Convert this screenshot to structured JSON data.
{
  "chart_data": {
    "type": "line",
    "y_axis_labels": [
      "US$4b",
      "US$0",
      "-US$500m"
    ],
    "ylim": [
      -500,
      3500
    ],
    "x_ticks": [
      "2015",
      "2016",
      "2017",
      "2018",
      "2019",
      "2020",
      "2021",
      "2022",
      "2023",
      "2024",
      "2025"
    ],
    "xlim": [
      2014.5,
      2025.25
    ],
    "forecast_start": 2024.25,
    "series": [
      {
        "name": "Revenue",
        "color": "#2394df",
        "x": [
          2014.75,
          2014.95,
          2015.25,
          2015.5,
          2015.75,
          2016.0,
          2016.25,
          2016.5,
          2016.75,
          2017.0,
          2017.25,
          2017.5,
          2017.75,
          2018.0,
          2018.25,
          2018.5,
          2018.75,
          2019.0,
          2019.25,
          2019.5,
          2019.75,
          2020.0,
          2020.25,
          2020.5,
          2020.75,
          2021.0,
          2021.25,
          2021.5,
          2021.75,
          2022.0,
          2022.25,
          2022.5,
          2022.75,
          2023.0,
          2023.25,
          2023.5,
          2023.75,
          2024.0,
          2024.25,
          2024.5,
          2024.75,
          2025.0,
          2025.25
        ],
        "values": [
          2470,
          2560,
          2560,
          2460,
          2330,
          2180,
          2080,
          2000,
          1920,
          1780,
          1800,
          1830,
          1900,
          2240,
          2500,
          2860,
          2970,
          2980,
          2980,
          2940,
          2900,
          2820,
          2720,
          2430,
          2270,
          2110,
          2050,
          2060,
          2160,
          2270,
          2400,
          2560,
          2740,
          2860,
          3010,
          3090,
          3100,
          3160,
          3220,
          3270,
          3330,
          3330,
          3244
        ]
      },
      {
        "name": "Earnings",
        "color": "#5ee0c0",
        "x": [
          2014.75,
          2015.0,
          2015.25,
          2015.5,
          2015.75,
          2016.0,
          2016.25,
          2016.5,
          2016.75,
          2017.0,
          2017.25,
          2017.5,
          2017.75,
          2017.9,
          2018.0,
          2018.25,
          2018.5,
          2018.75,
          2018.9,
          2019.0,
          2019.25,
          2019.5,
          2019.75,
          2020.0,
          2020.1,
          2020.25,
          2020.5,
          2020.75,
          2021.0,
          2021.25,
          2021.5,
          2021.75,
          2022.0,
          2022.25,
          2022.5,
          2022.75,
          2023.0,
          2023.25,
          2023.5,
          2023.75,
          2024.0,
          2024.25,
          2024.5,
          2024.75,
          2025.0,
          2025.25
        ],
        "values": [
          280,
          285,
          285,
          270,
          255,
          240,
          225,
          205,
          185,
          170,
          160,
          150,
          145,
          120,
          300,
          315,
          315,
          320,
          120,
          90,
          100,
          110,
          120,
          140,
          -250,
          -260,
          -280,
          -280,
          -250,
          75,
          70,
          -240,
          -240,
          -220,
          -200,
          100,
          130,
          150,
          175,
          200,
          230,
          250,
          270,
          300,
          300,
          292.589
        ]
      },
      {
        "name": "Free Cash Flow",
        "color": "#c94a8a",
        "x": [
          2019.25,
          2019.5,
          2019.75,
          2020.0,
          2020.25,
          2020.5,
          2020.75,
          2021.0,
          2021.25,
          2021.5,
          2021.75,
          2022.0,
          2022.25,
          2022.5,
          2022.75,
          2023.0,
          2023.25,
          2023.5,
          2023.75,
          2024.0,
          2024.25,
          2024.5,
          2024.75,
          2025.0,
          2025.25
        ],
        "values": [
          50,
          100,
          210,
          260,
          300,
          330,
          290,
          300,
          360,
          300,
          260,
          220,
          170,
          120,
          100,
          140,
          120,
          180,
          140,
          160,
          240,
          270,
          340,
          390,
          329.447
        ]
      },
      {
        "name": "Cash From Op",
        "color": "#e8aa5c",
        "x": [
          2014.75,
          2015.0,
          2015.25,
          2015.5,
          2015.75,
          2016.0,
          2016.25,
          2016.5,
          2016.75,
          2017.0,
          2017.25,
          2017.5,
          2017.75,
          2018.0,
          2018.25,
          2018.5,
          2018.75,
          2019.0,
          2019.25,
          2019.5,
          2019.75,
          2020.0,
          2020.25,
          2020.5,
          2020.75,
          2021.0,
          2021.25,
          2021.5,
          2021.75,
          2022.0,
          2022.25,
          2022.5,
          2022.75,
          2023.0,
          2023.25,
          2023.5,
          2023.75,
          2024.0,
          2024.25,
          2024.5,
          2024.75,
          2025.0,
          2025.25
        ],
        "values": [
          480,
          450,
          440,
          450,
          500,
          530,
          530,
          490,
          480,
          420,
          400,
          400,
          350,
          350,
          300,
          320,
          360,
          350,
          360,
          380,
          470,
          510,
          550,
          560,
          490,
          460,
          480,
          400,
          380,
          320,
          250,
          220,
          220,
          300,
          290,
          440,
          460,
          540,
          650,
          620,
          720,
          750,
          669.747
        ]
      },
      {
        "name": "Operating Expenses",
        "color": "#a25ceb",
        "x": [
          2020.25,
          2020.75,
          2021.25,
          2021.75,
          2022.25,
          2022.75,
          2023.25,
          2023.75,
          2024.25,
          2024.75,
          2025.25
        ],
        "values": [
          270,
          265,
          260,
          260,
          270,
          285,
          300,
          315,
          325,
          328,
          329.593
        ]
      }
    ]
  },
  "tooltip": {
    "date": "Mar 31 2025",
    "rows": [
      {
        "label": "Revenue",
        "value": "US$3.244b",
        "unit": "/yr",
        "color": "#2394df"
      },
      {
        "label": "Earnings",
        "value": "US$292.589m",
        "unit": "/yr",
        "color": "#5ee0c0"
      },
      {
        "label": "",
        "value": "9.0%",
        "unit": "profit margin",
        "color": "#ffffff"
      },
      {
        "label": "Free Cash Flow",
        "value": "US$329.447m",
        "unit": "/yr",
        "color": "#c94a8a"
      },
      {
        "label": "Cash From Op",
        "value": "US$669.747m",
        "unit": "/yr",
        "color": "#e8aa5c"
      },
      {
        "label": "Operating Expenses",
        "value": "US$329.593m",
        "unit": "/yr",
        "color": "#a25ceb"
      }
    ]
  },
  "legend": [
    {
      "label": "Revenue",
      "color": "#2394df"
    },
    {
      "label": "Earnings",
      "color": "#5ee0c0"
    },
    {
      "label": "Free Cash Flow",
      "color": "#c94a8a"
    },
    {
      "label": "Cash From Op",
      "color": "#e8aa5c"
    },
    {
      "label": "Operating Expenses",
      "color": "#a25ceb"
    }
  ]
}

> **What this task involves**
Each line of the material above must be retyped precisely.

> **Complete output**
Convert this screenshot to structured JSON data.
{
  "chart_data": {
    "type": "line",
    "y_axis_labels": [
      "US$4b",
      "US$0",
      "-US$500m"
    ],
    "ylim": [
      -500,
      3500
    ],
    "x_ticks": [
      "2015",
      "2016",
      "2017",
      "2018",
      "2019",
      "2020",
      "2021",
      "2022",
      "2023",
      "2024",
      "2025"
    ],
    "xlim": [
      2014.5,
      2025.25
    ],
    "forecast_start": 2024.25,
    "series": [
      {
        "name": "Revenue",
        "color": "#2394df",
        "x": [
          2014.75,
          2014.95,
          2015.25,
          2015.5,
          2015.75,
          2016.0,
          2016.25,
          2016.5,
          2016.75,
          2017.0,
          2017.25,
          2017.5,
          2017.75,
          2018.0,
          2018.25,
          2018.5,
          2018.75,
          2019.0,
          2019.25,
          2019.5,
          2019.75,
          2020.0,
          2020.25,
          2020.5,
          2020.75,
          2021.0,
          2021.25,
          2021.5,
          2021.75,
          2022.0,
          2022.25,
          2022.5,
          2022.75,
          2023.0,
          2023.25,
          2023.5,
          2023.75,
          2024.0,
          2024.25,
          2024.5,
          2024.75,
          2025.0,
          2025.25
        ],
        "values": [
          2470,
          2560,
          2560,
          2460,
          2330,
          2180,
          2080,
          2000,
          1920,
          1780,
          1800,
          1830,
          1900,
          2240,
          2500,
          2860,
          2970,
          2980,
          2980,
          2940,
          2900,
          2820,
          2720,
          2430,
          2270,
          2110,
          2050,
          2060,
          2160,
          2270,
          2400,
          2560,
          2740,
          2860,
          3010,
          3090,
          3100,
          3160,
          3220,
          3270,
          3330,
          3330,
          3244
        ]
      },
      {
        "name": "Earnings",
        "color": "#5ee0c0",
        "x": [
          2014.75,
          2015.0,
          2015.25,
          2015.5,
          2015.75,
          2016.0,
          2016.25,
          2016.5,
          2016.75,
          2017.0,
          2017.25,
          2017.5,
          2017.75,
          2017.9,
          2018.0,
          2018.25,
          2018.5,
          2018.75,
          2018.9,
          2019.0,
          2019.25,
          2019.5,
          2019.75,
          2020.0,
          2020.1,
          2020.25,
          2020.5,
          2020.75,
          2021.0,
          2021.25,
          2021.5,
          2021.75,
          2022.0,
          2022.25,
          2022.5,
          2022.75,
          2023.0,
          2023.25,
          2023.5,
          2023.75,
          2024.0,
          2024.25,
          2024.5,
          2024.75,
          2025.0,
          2025.25
        ],
        "values": [
          280,
          285,
          285,
          270,
          255,
          240,
          225,
          205,
          185,
          170,
          160,
          150,
          145,
          120,
          300,
          315,
          315,
          320,
          120,
          90,
          100,
          110,
          120,
          140,
          -250,
          -260,
          -280,
          -280,
          -250,
          75,
          70,
          -240,
          -240,
          -220,
          -200,
          100,
          130,
          150,
          175,
          200,
          230,
          250,
          270,
          300,
          300,
          292.589
        ]
      },
      {
        "name": "Free Cash Flow",
        "color": "#c94a8a",
        "x": [
          2019.25,
          2019.5,
          2019.75,
          2020.0,
          2020.25,
          2020.5,
          2020.75,
          2021.0,
          2021.25,
          2021.5,
          2021.75,
          2022.0,
          2022.25,
          2022.5,
          2022.75,
          2023.0,
          2023.25,
          2023.5,
          2023.75,
          2024.0,
          2024.25,
          2024.5,
          2024.75,
          2025.0,
          2025.25
        ],
        "values": [
          50,
          100,
          210,
          260,
          300,
          330,
          290,
          300,
          360,
          300,
          260,
          220,
          170,
          120,
          100,
          140,
          120,
          180,
          140,
          160,
          240,
          270,
          340,
          390,
          329.447
        ]
      },
      {
        "name": "Cash From Op",
        "color": "#e8aa5c",
        "x": [
          2014.75,
          2015.0,
          2015.25,
          2015.5,
          2015.75,
          2016.0,
          2016.25,
          2016.5,
          2016.75,
          2017.0,
          2017.25,
          2017.5,
          2017.75,
          2018.0,
          2018.25,
          2018.5,
          2018.75,
          2019.0,
          2019.25,
          2019.5,
          2019.75,
          2020.0,
          2020.25,
          2020.5,
          2020.75,
          2021.0,
          2021.25,
          2021.5,
          2021.75,
          2022.0,
          2022.25,
          2022.5,
          2022.75,
          2023.0,
          2023.25,
          2023.5,
          2023.75,
          2024.0,
          2024.25,
          2024.5,
          2024.75,
          2025.0,
          2025.25
        ],
        "values": [
          480,
          450,
          440,
          450,
          500,
          530,
          530,
          490,
          480,
          420,
          400,
          400,
          350,
          350,
          300,
          320,
          360,
          350,
          360,
          380,
          470,
          510,
          550,
          560,
          490,
          460,
          480,
          400,
          380,
          320,
          250,
          220,
          220,
          300,
          290,
          440,
          460,
          540,
          650,
          620,
          720,
          750,
          669.747
        ]
      },
      {
        "name": "Operating Expenses",
        "color": "#a25ceb",
        "x": [
          2020.25,
          2020.75,
          2021.25,
          2021.75,
          2022.25,
          2022.75,
          2023.25,
          2023.75,
          2024.25,
          2024.75,
          2025.25
        ],
        "values": [
          270,
          265,
          260,
          260,
          270,
          285,
          300,
          315,
          325,
          328,
          329.593
        ]
      }
    ]
  },
  "tooltip": {
    "date": "Mar 31 2025",
    "rows": [
      {
        "label": "Revenue",
        "value": "US$3.244b",
        "unit": "/yr",
        "color": "#2394df"
      },
      {
        "label": "Earnings",
        "value": "US$292.589m",
        "unit": "/yr",
        "color": "#5ee0c0"
      },
      {
        "label": "",
        "value": "9.0%",
        "unit": "profit margin",
        "color": "#ffffff"
      },
      {
        "label": "Free Cash Flow",
        "value": "US$329.447m",
        "unit": "/yr",
        "color": "#c94a8a"
      },
      {
        "label": "Cash From Op",
        "value": "US$669.747m",
        "unit": "/yr",
        "color": "#e8aa5c"
      },
      {
        "label": "Operating Expenses",
        "value": "US$329.593m",
        "unit": "/yr",
        "color": "#a25ceb"
      }
    ]
  },
  "legend": [
    {
      "label": "Revenue",
      "color": "#2394df"
    },
    {
      "label": "Earnings",
      "color": "#5ee0c0"
    },
    {
      "label": "Free Cash Flow",
      "color": "#c94a8a"
    },
    {
      "label": "Cash From Op",
      "color": "#e8aa5c"
    },
    {
      "label": "Operating Expenses",
      "color": "#a25ceb"
    }
  ]
}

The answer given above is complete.